### Text
* Start *
Niver uses creative, science-based techniques to establish partnerships that work on large-scale projects, assessing potential impacts on listed or proposed species. Her species recovery work has included the piping plover, the Chittenango ovate amber snail, the Karner blue butterfly, the Indiana bat and the northern long-eared bat. Niver also serves on a number of regional and national teams studying innovative approaches to conservation, developing state-of-the-art survey methodologies and educating her federal agency counterparts, private businesses and the public on the need to achieve cooperative conservation for these imperiled species.

Birdsey was honored with the Graduate of Distinction Lifetime Achievement Award. Birdsey, a distinguished scientist with the U.S. Forest Service, retired in July 2016 after an illustrious four-decade career. He received numerous honors from the U.S. government. Most notably, in 2007 he received a share of a Nobel Peace Prize in recognition for his contributions to the Intergovernmental Panel on Climate Change.
* End *
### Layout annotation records
* Start *
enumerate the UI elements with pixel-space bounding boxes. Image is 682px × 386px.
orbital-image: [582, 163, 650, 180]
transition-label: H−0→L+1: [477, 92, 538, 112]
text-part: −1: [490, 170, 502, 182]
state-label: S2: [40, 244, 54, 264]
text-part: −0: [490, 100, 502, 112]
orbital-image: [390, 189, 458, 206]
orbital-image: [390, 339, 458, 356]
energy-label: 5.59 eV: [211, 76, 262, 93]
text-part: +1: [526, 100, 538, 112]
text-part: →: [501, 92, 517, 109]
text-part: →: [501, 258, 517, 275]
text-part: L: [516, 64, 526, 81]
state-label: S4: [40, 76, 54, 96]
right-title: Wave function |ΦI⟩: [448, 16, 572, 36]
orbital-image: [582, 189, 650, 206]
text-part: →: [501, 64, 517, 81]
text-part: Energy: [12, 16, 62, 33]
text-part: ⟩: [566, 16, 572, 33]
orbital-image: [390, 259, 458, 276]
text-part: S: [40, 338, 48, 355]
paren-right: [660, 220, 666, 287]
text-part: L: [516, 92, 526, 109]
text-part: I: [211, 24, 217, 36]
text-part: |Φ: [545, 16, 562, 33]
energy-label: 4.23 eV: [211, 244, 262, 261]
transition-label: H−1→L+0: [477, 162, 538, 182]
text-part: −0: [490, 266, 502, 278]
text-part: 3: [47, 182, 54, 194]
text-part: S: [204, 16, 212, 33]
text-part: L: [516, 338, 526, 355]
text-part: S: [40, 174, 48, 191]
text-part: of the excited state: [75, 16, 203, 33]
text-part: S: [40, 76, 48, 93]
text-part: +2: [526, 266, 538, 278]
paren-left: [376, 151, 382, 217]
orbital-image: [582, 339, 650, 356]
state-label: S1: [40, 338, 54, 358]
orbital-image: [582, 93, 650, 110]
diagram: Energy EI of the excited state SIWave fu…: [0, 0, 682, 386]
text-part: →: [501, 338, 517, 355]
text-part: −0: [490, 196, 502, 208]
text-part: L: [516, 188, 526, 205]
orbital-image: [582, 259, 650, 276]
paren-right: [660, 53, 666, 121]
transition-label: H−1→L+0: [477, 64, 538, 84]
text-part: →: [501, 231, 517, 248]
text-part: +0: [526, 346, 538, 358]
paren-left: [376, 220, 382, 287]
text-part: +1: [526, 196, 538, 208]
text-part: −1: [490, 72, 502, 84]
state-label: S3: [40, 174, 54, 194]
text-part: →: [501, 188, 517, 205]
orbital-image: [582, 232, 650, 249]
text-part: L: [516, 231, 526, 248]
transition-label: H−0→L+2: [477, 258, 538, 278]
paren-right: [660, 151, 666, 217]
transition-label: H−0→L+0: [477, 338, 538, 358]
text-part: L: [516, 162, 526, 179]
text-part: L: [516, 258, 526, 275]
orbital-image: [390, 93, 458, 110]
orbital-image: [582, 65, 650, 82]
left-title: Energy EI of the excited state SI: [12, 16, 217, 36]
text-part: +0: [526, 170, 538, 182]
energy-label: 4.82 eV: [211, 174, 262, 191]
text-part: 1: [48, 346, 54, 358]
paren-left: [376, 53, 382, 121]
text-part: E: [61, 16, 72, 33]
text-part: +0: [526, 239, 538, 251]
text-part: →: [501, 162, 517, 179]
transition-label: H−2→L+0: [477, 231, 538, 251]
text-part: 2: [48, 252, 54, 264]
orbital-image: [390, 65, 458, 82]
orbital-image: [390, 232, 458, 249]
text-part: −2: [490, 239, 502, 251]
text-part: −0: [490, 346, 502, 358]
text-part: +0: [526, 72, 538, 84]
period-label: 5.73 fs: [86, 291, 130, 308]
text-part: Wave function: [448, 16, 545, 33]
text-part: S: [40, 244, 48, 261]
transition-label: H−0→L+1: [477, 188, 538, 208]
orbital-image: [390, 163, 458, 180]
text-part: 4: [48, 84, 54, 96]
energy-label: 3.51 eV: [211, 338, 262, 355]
* End *
### Problems to solve
1 – Answer these about the profiles of Niver and Birdsey above:
(a) Which two bat species are named in Niver's species recovery work?
(b) In what month and year did Birdsey retire from the U.S. Forest Service?
(c) What award was Birdsey given?
2 – Pick up the profiles of Niver and Birdsey after their last sentence and keep writing them.

### Answer list
1 –
(a) The Indiana bat and the northern long-eared bat.
(b) July 2016.
(c) The Graduate of Distinction Lifetime Achievement Award.

2 –
Birdsey's research team developed the concept of using forests to help mitigate climate change through sustainable management and pioneered the methodology for monitoring and reporting changes in forest carbon based on national forest inventories, an approach now globally recognized as the best way for nations to report their forest greenhouse gas emissions.

Birdsey noted he has received many honors during his career, but the Graduate of Distinction Award was special. "ESF shaped me for a very productive career."

He offered the graduates three pieces of advice: First, finish what you start. "It's important to close the circle." Second, find mentors and role models. And finally, "All you need is a little luck - so be lucky. You need to recognize it when it's there. Luck may offer you a different path than you thought you would take."